### Aim
Copy out the listing that follows, exactly, without its pictures.

### Material for the task
++++

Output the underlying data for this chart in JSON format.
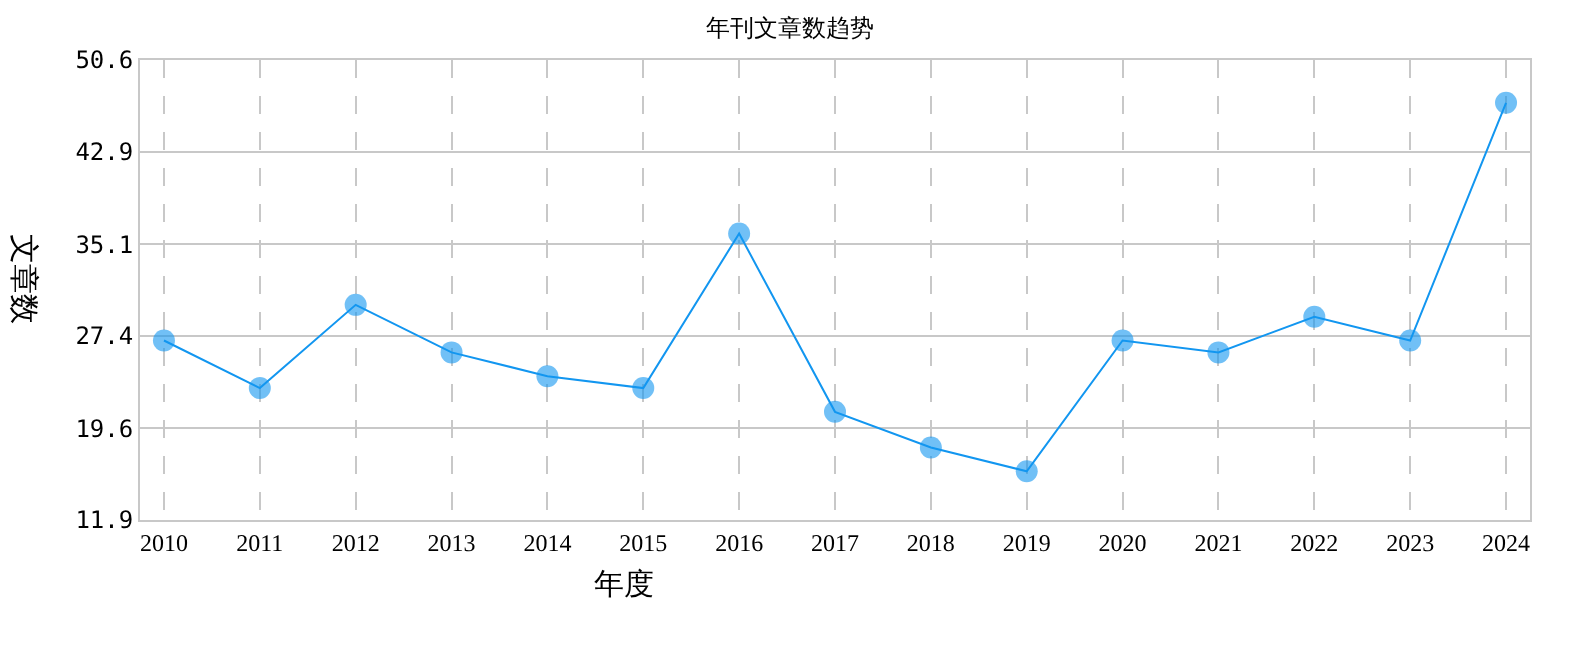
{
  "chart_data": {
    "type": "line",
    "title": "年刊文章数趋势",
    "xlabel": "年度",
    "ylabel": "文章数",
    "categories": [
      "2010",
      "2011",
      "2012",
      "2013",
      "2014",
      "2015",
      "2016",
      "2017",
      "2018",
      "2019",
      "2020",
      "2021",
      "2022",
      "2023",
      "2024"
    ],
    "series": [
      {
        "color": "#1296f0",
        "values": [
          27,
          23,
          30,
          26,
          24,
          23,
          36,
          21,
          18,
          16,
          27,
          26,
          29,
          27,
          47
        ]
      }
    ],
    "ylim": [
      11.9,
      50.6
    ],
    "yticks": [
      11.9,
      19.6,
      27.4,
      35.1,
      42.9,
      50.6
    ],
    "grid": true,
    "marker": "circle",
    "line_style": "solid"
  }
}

++++

### Output
Output the underlying data for this chart in JSON format.
{
  "chart_data": {
    "type": "line",
    "title": "年刊文章数趋势",
    "xlabel": "年度",
    "ylabel": "文章数",
    "categories": [
      "2010",
      "2011",
      "2012",
      "2013",
      "2014",
      "2015",
      "2016",
      "2017",
      "2018",
      "2019",
      "2020",
      "2021",
      "2022",
      "2023",
      "2024"
    ],
    "series": [
      {
        "color": "#1296f0",
        "values": [
          27,
          23,
          30,
          26,
          24,
          23,
          36,
          21,
          18,
          16,
          27,
          26,
          29,
          27,
          47
        ]
      }
    ],
    "ylim": [
      11.9,
      50.6
    ],
    "yticks": [
      11.9,
      19.6,
      27.4,
      35.1,
      42.9,
      50.6
    ],
    "grid": true,
    "marker": "circle",
    "line_style": "solid"
  }
}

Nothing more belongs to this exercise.